Provided entries -
"""

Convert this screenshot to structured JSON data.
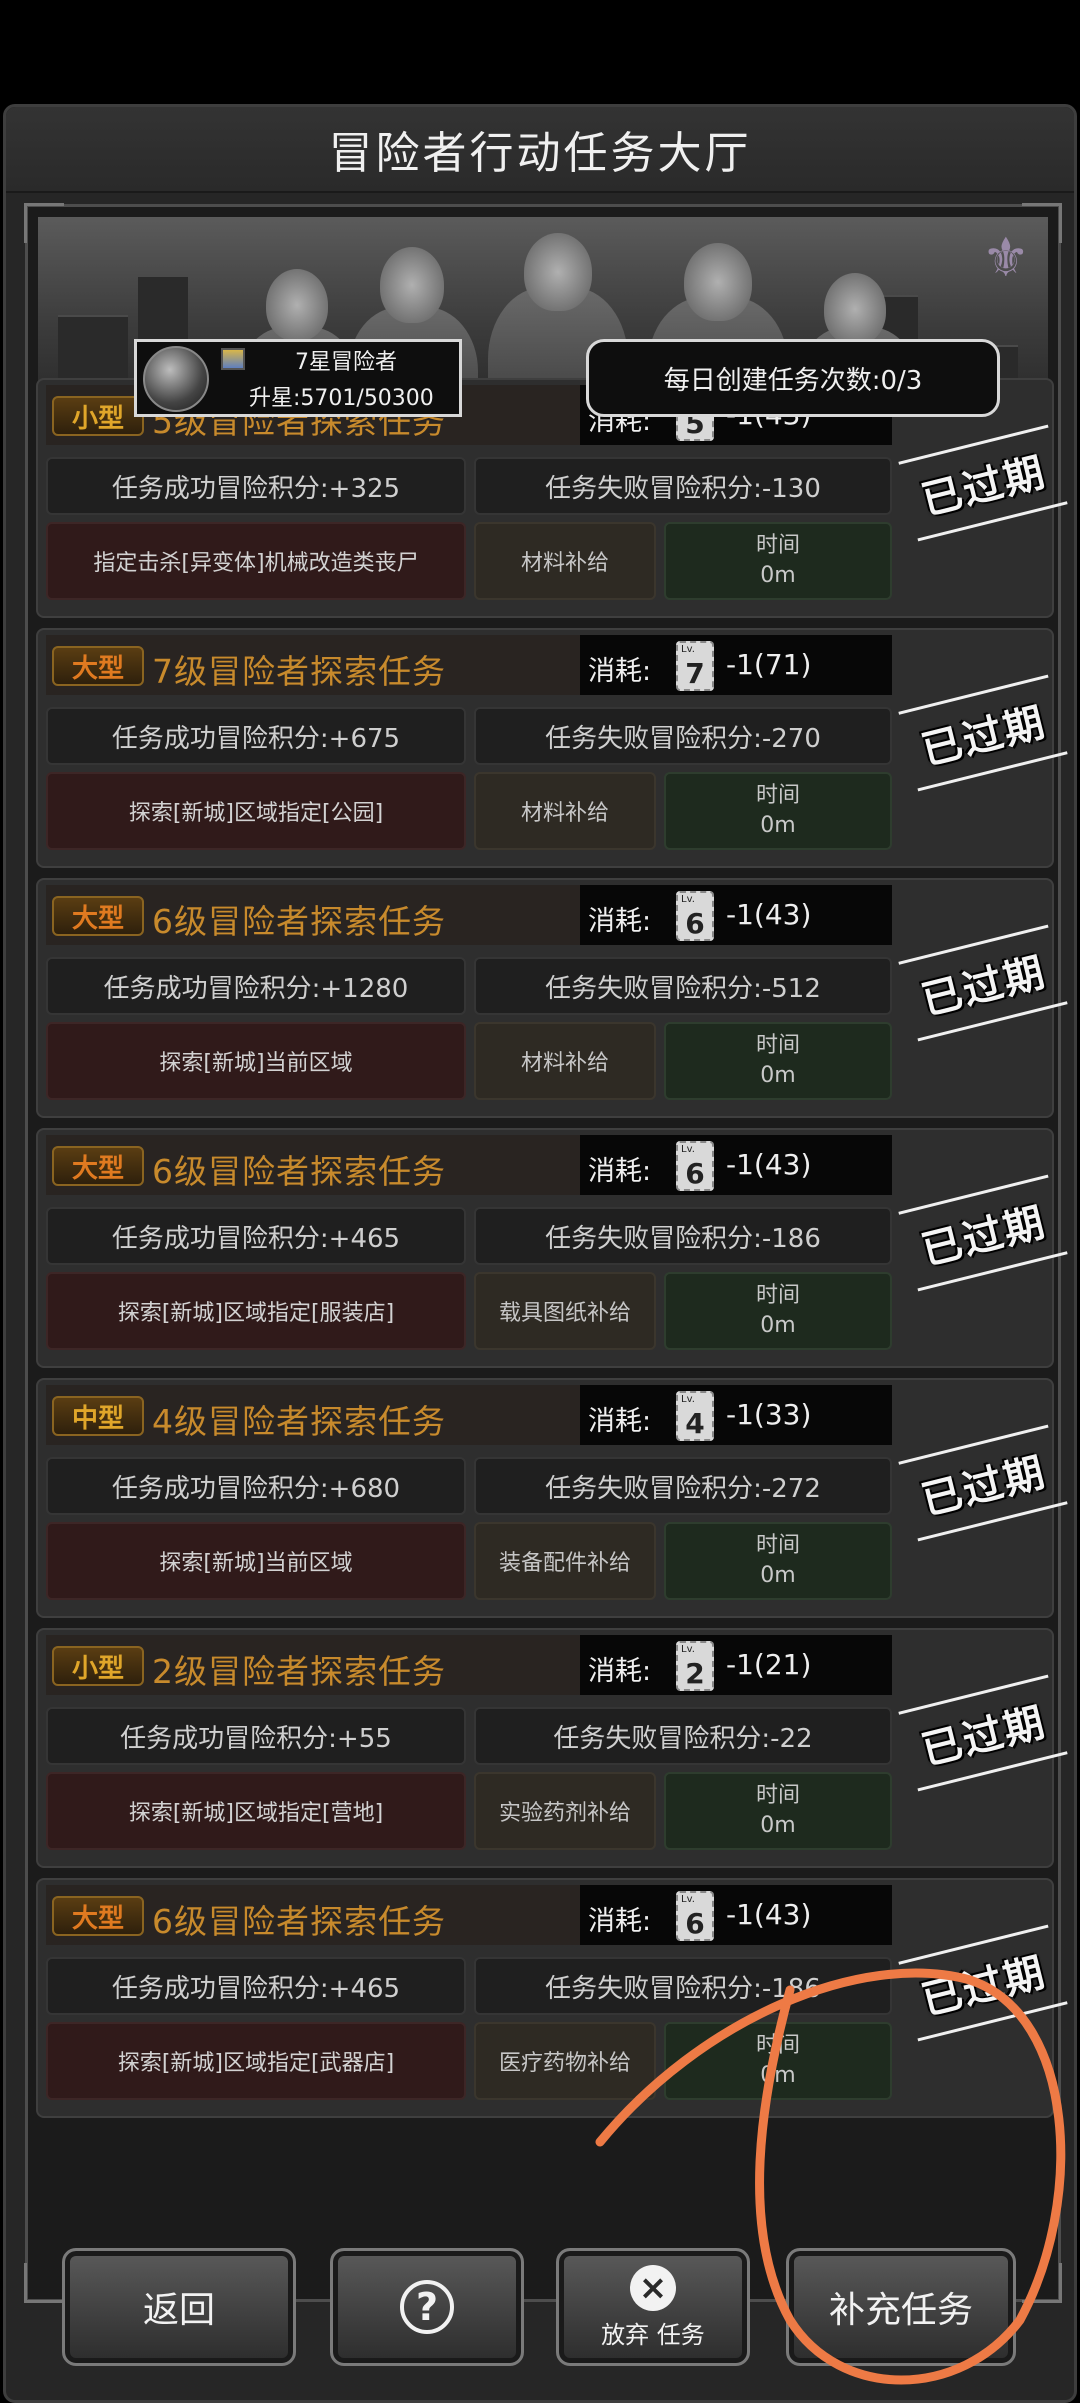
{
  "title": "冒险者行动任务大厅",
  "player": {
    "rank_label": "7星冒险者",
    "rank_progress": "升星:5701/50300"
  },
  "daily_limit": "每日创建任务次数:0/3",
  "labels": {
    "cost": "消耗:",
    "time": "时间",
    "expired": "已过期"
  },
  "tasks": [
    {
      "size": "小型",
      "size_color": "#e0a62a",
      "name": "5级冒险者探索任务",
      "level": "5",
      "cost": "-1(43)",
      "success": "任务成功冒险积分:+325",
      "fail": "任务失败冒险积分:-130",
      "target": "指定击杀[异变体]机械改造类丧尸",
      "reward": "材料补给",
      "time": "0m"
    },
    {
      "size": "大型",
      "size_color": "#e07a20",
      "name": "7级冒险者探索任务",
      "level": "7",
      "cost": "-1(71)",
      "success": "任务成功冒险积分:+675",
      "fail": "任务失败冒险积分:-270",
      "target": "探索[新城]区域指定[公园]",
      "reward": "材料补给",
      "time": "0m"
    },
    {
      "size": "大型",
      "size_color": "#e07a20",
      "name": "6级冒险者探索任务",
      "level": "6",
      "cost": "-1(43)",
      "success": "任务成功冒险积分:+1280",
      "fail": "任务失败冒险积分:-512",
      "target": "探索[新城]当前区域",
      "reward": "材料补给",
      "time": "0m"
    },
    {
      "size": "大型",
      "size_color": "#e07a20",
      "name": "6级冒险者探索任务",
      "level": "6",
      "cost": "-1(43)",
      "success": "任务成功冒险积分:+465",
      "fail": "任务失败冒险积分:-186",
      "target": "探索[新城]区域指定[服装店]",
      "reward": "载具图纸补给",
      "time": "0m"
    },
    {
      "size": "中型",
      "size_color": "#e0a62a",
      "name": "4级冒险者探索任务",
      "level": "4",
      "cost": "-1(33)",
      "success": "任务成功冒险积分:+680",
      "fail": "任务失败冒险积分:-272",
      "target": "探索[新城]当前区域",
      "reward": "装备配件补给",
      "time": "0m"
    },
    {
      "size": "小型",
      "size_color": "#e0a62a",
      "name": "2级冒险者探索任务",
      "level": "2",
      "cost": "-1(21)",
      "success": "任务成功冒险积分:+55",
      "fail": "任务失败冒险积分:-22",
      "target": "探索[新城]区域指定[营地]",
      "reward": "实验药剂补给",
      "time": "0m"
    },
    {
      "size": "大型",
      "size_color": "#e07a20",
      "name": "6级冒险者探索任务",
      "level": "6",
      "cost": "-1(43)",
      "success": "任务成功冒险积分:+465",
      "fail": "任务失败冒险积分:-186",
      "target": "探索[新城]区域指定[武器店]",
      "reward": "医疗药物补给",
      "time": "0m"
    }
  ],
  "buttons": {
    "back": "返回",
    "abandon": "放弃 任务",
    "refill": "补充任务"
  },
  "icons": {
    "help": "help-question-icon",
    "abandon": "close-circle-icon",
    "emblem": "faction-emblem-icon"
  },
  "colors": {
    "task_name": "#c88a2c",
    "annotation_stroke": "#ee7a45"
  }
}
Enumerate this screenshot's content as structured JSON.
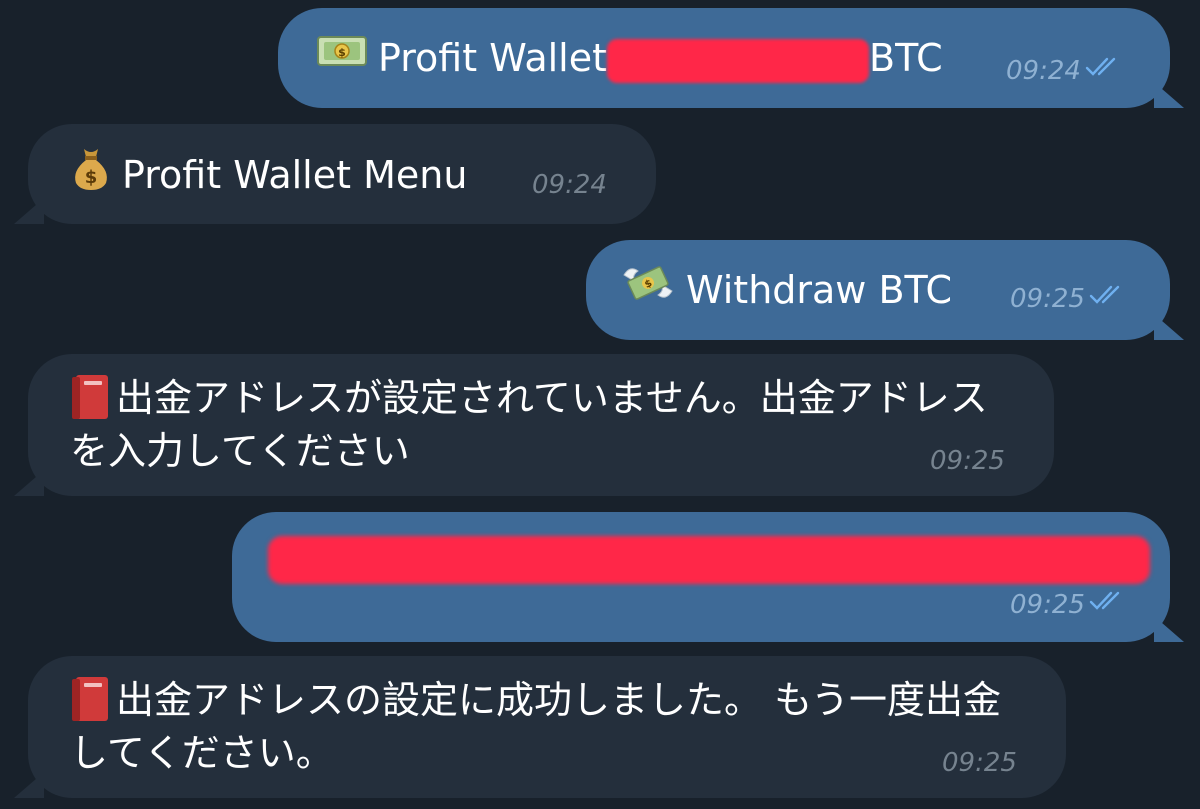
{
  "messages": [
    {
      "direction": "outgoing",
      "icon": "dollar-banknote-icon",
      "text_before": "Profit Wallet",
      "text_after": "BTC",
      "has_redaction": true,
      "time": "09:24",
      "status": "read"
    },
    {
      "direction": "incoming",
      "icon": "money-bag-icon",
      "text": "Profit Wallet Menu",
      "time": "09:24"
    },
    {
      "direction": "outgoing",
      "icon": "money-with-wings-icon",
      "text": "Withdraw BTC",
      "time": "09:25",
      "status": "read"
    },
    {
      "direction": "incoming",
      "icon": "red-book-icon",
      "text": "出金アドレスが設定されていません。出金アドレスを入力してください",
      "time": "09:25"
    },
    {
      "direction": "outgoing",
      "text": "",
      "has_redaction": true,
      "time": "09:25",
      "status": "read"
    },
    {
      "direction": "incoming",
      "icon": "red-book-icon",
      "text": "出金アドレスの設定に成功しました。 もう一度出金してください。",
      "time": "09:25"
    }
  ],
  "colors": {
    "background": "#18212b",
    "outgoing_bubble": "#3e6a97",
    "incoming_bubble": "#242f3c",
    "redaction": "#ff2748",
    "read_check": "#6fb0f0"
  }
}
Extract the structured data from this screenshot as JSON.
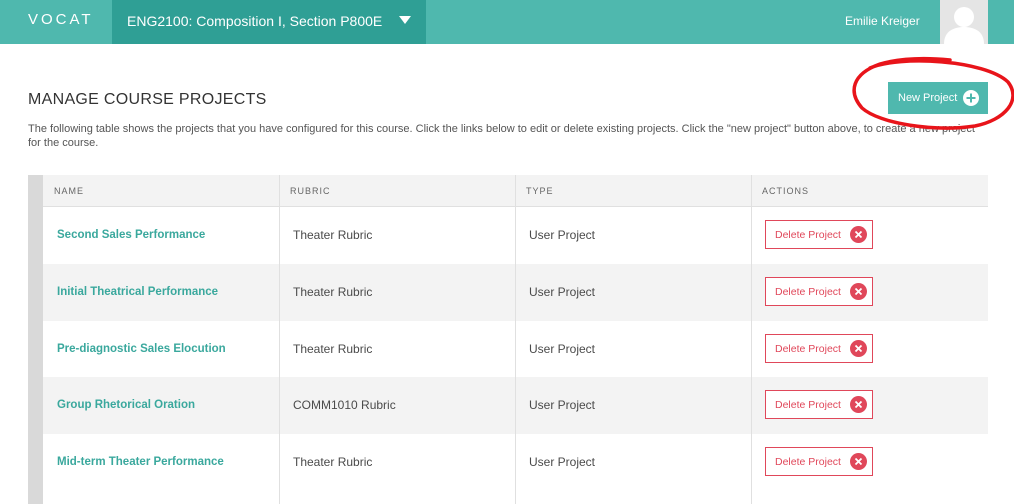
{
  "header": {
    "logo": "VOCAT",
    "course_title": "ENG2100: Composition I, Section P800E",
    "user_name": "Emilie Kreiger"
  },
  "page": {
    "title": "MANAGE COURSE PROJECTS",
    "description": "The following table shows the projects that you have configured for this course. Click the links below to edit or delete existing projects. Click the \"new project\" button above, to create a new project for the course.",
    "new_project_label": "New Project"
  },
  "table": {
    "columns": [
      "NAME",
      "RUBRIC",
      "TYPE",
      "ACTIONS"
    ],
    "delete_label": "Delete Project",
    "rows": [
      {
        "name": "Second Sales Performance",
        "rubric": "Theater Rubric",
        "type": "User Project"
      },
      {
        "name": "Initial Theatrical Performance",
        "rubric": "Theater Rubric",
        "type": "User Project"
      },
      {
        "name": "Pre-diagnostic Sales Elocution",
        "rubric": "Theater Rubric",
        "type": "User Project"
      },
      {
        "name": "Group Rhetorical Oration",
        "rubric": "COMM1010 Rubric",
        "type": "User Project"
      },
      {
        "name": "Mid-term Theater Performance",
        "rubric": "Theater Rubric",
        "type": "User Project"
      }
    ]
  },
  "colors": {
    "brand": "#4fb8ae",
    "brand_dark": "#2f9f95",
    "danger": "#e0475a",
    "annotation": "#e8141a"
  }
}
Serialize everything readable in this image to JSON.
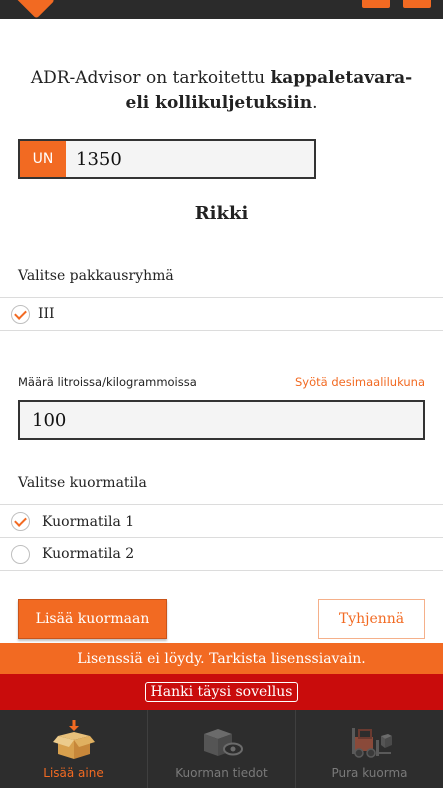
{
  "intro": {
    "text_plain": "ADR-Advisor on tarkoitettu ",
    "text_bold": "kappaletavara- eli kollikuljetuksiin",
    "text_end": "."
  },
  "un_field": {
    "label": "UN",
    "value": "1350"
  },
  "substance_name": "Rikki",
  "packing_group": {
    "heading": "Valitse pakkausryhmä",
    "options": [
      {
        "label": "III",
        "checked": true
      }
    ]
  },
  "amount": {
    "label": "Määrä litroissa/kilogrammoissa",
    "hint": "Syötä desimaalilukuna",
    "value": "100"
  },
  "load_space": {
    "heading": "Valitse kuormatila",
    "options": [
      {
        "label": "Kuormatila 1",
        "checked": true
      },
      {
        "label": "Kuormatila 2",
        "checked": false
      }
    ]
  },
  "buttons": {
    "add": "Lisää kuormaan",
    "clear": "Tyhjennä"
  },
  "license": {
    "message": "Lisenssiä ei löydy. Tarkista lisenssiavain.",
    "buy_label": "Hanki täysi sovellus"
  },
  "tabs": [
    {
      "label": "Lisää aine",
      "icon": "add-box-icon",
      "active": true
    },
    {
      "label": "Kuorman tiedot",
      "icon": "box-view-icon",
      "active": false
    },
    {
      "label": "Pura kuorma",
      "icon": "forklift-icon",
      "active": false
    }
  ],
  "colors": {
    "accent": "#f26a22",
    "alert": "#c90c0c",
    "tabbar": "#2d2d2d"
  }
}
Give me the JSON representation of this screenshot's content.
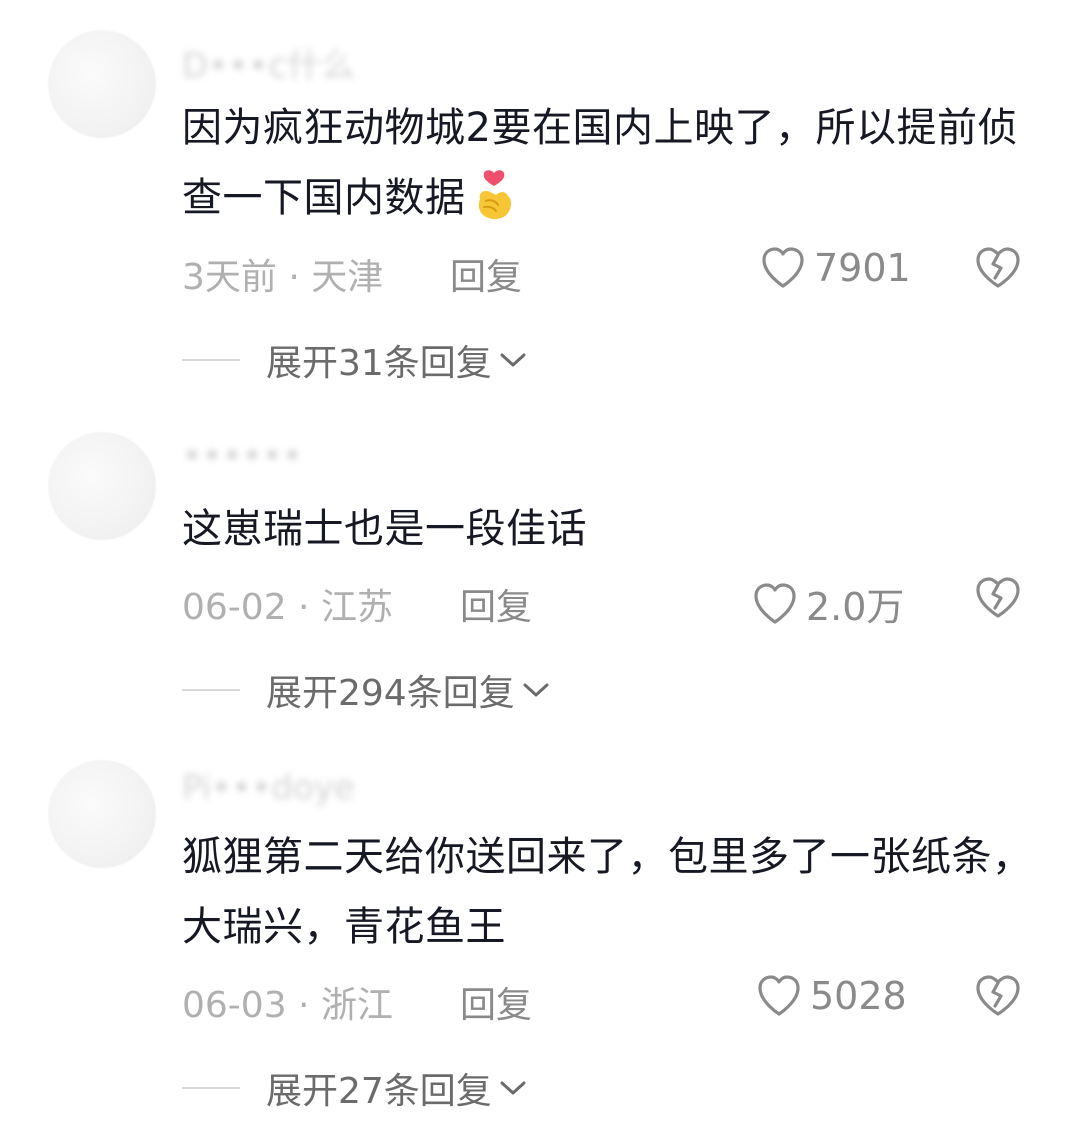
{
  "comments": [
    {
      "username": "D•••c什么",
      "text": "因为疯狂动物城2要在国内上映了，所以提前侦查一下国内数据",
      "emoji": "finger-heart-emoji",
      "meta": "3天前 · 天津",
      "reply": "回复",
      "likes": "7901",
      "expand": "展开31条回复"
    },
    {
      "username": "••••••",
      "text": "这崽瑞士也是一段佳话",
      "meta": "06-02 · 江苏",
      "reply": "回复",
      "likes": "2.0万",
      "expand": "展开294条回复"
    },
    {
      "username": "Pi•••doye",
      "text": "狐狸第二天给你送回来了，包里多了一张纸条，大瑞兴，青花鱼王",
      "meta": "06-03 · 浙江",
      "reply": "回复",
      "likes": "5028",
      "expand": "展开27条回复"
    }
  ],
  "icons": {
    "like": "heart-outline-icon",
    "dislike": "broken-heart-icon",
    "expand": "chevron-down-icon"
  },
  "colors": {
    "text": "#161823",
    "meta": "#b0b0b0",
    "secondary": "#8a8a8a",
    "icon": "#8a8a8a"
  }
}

"""

Direction - Gather, from the listing above, every line carrying the word "Sales".

Answer to this task -
        "name": "Second Sales Performance",
        "name": "Pre-diagnostic Sales Elocution",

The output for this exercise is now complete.